Element position data:

⟨

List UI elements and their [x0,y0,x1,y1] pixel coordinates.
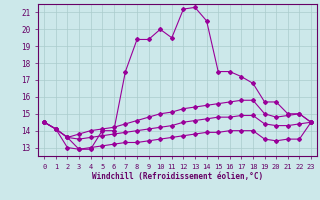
X-axis label: Windchill (Refroidissement éolien,°C): Windchill (Refroidissement éolien,°C) [92,172,263,181]
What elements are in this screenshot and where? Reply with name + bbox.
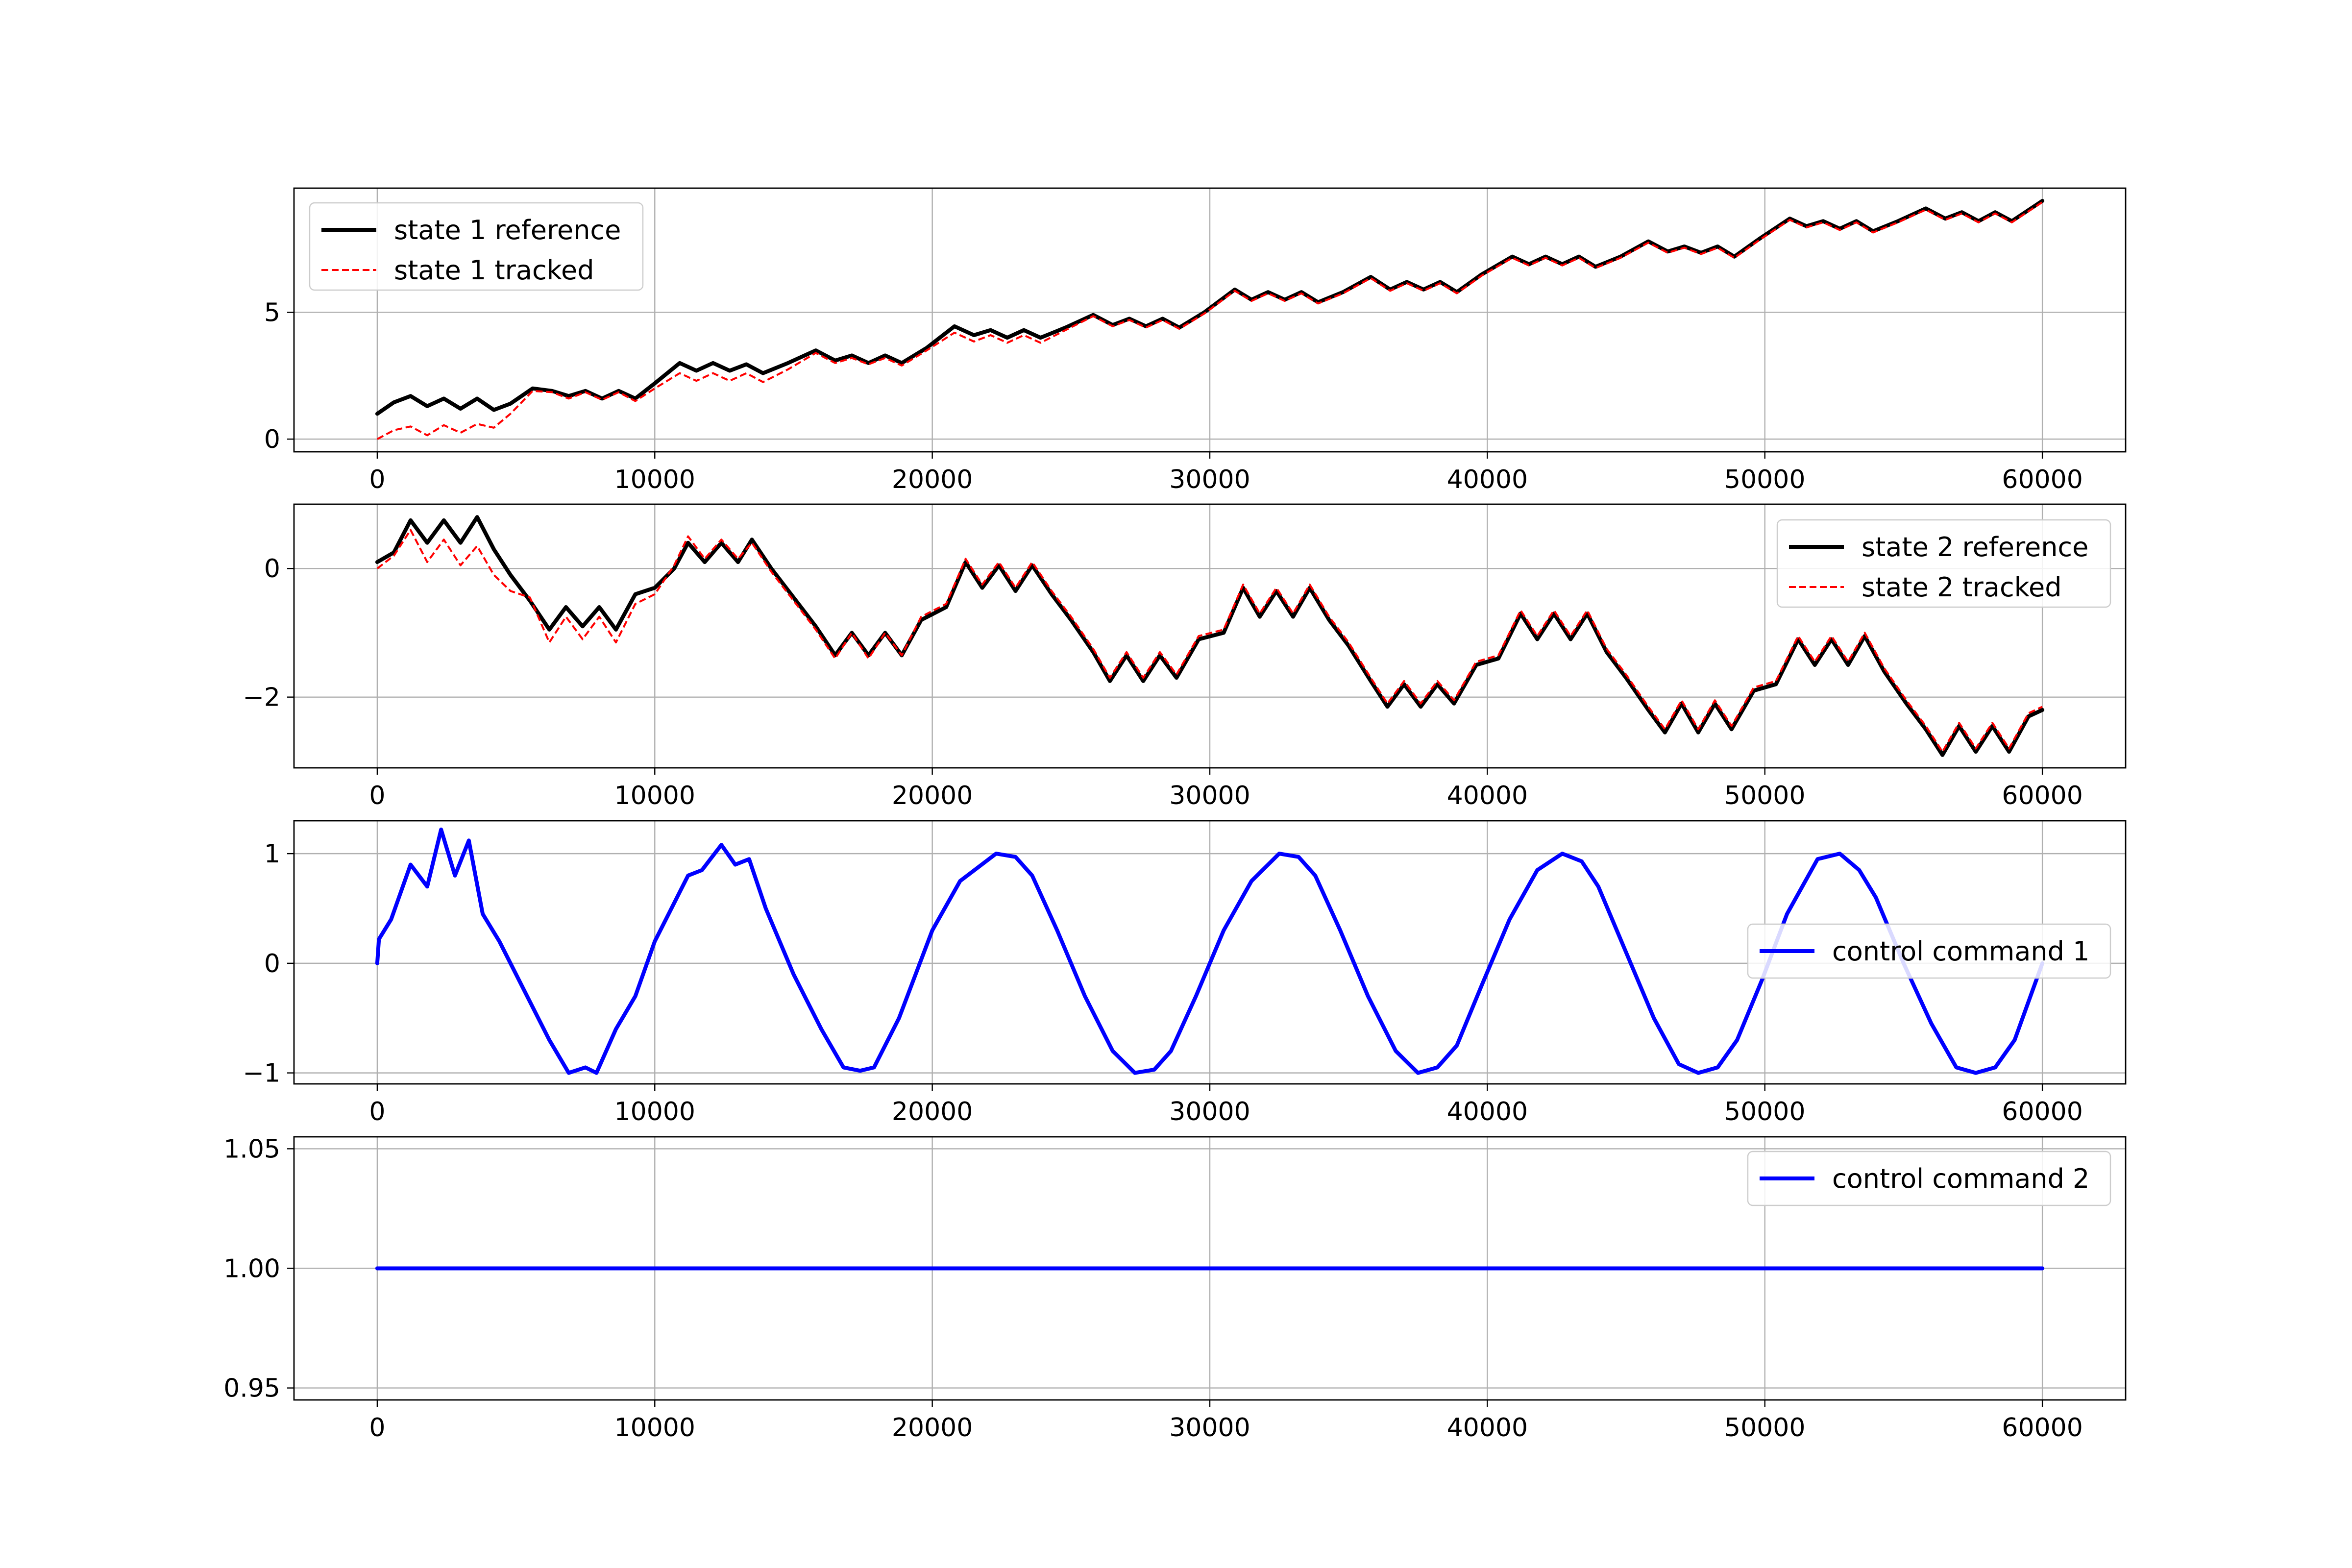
y-tick-label: −1 xyxy=(243,1059,280,1088)
x-tick-label: 30000 xyxy=(1169,1097,1250,1127)
series-line-state-2-tracked xyxy=(376,529,2043,753)
series-line-state-1-tracked xyxy=(376,201,2043,440)
legend-box xyxy=(1747,923,2111,979)
x-tick-label: 40000 xyxy=(1447,781,1528,810)
legend-label: state 2 reference xyxy=(1862,532,2088,563)
x-tick-label: 0 xyxy=(369,1097,385,1127)
y-tick-label: 5 xyxy=(264,298,280,327)
x-tick-label: 0 xyxy=(369,465,385,494)
x-tick-label: 10000 xyxy=(614,465,695,494)
x-tick-label: 10000 xyxy=(614,1097,695,1127)
legend-label: state 1 tracked xyxy=(394,255,594,286)
y-tick-label: 0 xyxy=(264,949,280,979)
legend-box xyxy=(1747,1151,2111,1206)
y-tick-label: 0.95 xyxy=(223,1374,280,1403)
subplot-1: 0 10000 20000 30000 40000 50000 60000 0 5 state 1… xyxy=(264,187,2127,494)
axes-frame xyxy=(293,1136,2127,1401)
series-group xyxy=(375,515,2045,757)
legend: state 1 reference state 1 tracked xyxy=(309,202,644,291)
x-tick-label: 30000 xyxy=(1169,1413,1250,1443)
y-tick-label: −2 xyxy=(243,683,280,712)
legend-box xyxy=(1776,519,2111,608)
legend-label: state 1 reference xyxy=(394,215,621,245)
subplot-3: 0 10000 20000 30000 40000 50000 60000 −1 0 1 contr… xyxy=(243,820,2127,1127)
axes-frame xyxy=(293,503,2127,769)
x-tick-label: 40000 xyxy=(1447,1413,1528,1443)
x-tick-label: 10000 xyxy=(614,1413,695,1443)
x-tick-label: 60000 xyxy=(2002,1097,2082,1127)
x-tick-label: 50000 xyxy=(1724,1097,1805,1127)
x-tick-label: 50000 xyxy=(1724,781,1805,810)
y-tick-label: 1.05 xyxy=(223,1134,280,1164)
x-tick-label: 20000 xyxy=(892,1097,973,1127)
x-tick-label: 40000 xyxy=(1447,465,1528,494)
subplot-2: 0 10000 20000 30000 40000 50000 60000 −2 0 state … xyxy=(243,503,2127,810)
series-line-state-2-reference xyxy=(375,515,2045,757)
legend-box xyxy=(309,202,644,291)
y-tick-label: 1 xyxy=(264,839,280,869)
series-line-control-command-1 xyxy=(375,827,2045,1075)
legend-label: control command 1 xyxy=(1832,936,2089,967)
x-tick-label: 30000 xyxy=(1169,781,1250,810)
x-tick-label: 60000 xyxy=(2002,465,2082,494)
legend-label: control command 2 xyxy=(1832,1163,2089,1194)
x-tick-label: 20000 xyxy=(892,781,973,810)
x-tick-label: 30000 xyxy=(1169,465,1250,494)
axes-frame xyxy=(293,820,2127,1085)
y-tick-label: 0 xyxy=(264,554,280,584)
subplot-4: 0 10000 20000 30000 40000 50000 60000 0.95 1.00 1… xyxy=(223,1134,2127,1443)
x-tick-label: 20000 xyxy=(892,1413,973,1443)
x-tick-label: 40000 xyxy=(1447,1097,1528,1127)
series-group xyxy=(375,198,2045,440)
x-tick-label: 50000 xyxy=(1724,1413,1805,1443)
x-tick-label: 60000 xyxy=(2002,1413,2082,1443)
series-line-state-1-reference xyxy=(375,198,2045,416)
x-tick-label: 50000 xyxy=(1724,465,1805,494)
x-tick-label: 60000 xyxy=(2002,781,2082,810)
legend: control command 2 xyxy=(1747,1151,2111,1206)
y-tick-label: 0 xyxy=(264,425,280,454)
x-tick-label: 0 xyxy=(369,1413,385,1443)
x-tick-label: 0 xyxy=(369,781,385,810)
y-tick-label: 1.00 xyxy=(223,1254,280,1284)
axes-frame xyxy=(293,187,2127,453)
x-tick-label: 10000 xyxy=(614,781,695,810)
legend: control command 1 xyxy=(1747,923,2111,979)
legend: state 2 reference state 2 tracked xyxy=(1776,519,2111,608)
legend-label: state 2 tracked xyxy=(1862,572,2061,603)
x-tick-label: 20000 xyxy=(892,465,973,494)
series-group xyxy=(375,827,2045,1075)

⟩

** What is being asked **
Express every line of the data above as a JSON list of strings, one string per line, leaving out blank lines and the pictures.

** Exercise solution **
[
  "List UI elements and their [x0,y0,x1,y1] pixel coordinates.",
  "X-axis label: Windchill (Refroidissement éolien,°C): Windchill (Refroidissement éolien,°C) [92,172,263,181]",
  "What elements are in this screenshot and where? Reply with name + bbox.",
  "y-tick-label: −1 xyxy=(243,1059,280,1088)",
  "x-tick-label: 30000 xyxy=(1169,1097,1250,1127)",
  "series-line-state-2-tracked xyxy=(376,529,2043,753)",
  "series-line-state-1-tracked xyxy=(376,201,2043,440)",
  "legend-box xyxy=(1747,923,2111,979)",
  "x-tick-label: 40000 xyxy=(1447,781,1528,810)",
  "legend-label: state 2 reference xyxy=(1862,532,2088,563)",
  "x-tick-label: 0 xyxy=(369,1097,385,1127)",
  "y-tick-label: 5 xyxy=(264,298,280,327)",
  "x-tick-label: 0 xyxy=(369,465,385,494)",
  "x-tick-label: 10000 xyxy=(614,465,695,494)",
  "x-tick-label: 10000 xyxy=(614,1097,695,1127)",
  "legend-label: state 1 tracked xyxy=(394,255,594,286)",
  "y-tick-label: 0 xyxy=(264,949,280,979)",
  "legend-box xyxy=(1747,1151,2111,1206)",
  "y-tick-label: 0.95 xyxy=(223,1374,280,1403)",
  "subplot-1: 0 10000 20000 30000 40000 50000 60000 0 5 state 1… xyxy=(264,187,2127,494)",
  "axes-frame xyxy=(293,1136,2127,1401)",
  "series-group xyxy=(375,515,2045,757)",
  "legend: state 1 reference state 1 tracked xyxy=(309,202,644,291)",
  "x-tick-label: 30000 xyxy=(1169,1413,1250,1443)",
  "y-tick-label: −2 xyxy=(243,683,280,712)",
  "legend-box xyxy=(1776,519,2111,608)",
  "legend-label: state 1 reference xyxy=(394,215,621,245)",
  "subplot-3: 0 10000 20000 30000 40000 50000 60000 −1 0 1 contr… xyxy=(243,820,2127,1127)",
  "axes-frame xyxy=(293,503,2127,769)",
  "x-tick-label: 40000 xyxy=(1447,1413,1528,1443)",
  "x-tick-label: 10000 xyxy=(614,1413,695,1443)",
  "x-tick-label: 60000 xyxy=(2002,1097,2082,1127)",
  "x-tick-label: 50000 xyxy=(1724,1097,1805,1127)",
  "x-tick-label: 50000 xyxy=(1724,781,1805,810)",
  "y-tick-label: 1.05 xyxy=(223,1134,280,1164)",
  "x-tick-label: 20000 xyxy=(892,1097,973,1127)",
  "x-tick-label: 40000 xyxy=(1447,465,1528,494)",
  "subplot-2: 0 10000 20000 30000 40000 50000 60000 −2 0 state … xyxy=(243,503,2127,810)",
  "series-line-state-2-reference xyxy=(375,515,2045,757)",
  "legend-box xyxy=(309,202,644,291)",
  "y-tick-label: 1 xyxy=(264,839,280,869)",
  "series-line-control-command-1 xyxy=(375,827,2045,1075)",
  "legend-label: control command 1 xyxy=(1832,936,2089,967)",
  "x-tick-label: 30000 xyxy=(1169,781,1250,810)",
  "x-tick-label: 60000 xyxy=(2002,465,2082,494)",
  "legend-label: control command 2 xyxy=(1832,1163,2089,1194)",
  "x-tick-label: 20000 xyxy=(892,781,973,810)",
  "x-tick-label: 30000 xyxy=(1169,465,1250,494)",
  "axes-frame xyxy=(293,820,2127,1085)",
  "y-tick-label: 0 xyxy=(264,554,280,584)",
  "subplot-4: 0 10000 20000 30000 40000 50000 60000 0.95 1.00 1… xyxy=(223,1134,2127,1443)",
  "x-tick-label: 20000 xyxy=(892,1413,973,1443)",
  "x-tick-label: 40000 xyxy=(1447,1097,1528,1127)",
  "series-group xyxy=(375,198,2045,440)",
  "x-tick-label: 50000 xyxy=(1724,1413,1805,1443)",
  "x-tick-label: 60000 xyxy=(2002,1413,2082,1443)",
  "series-line-state-1-reference xyxy=(375,198,2045,416)",
  "x-tick-label: 50000 xyxy=(1724,465,1805,494)",
  "x-tick-label: 60000 xyxy=(2002,781,2082,810)",
  "legend: control command 2 xyxy=(1747,1151,2111,1206)",
  "y-tick-label: 0 xyxy=(264,425,280,454)",
  "x-tick-label: 0 xyxy=(369,1413,385,1443)",
  "x-tick-label: 0 xyxy=(369,781,385,810)",
  "y-tick-label: 1.00 xyxy=(223,1254,280,1284)",
  "axes-frame xyxy=(293,187,2127,453)",
  "x-tick-label: 10000 xyxy=(614,781,695,810)",
  "legend: control command 1 xyxy=(1747,923,2111,979)",
  "legend: state 2 reference state 2 tracked xyxy=(1776,519,2111,608)",
  "legend-label: state 2 tracked xyxy=(1862,572,2061,603)",
  "x-tick-label: 20000 xyxy=(892,465,973,494)",
  "series-group xyxy=(375,827,2045,1075)"
]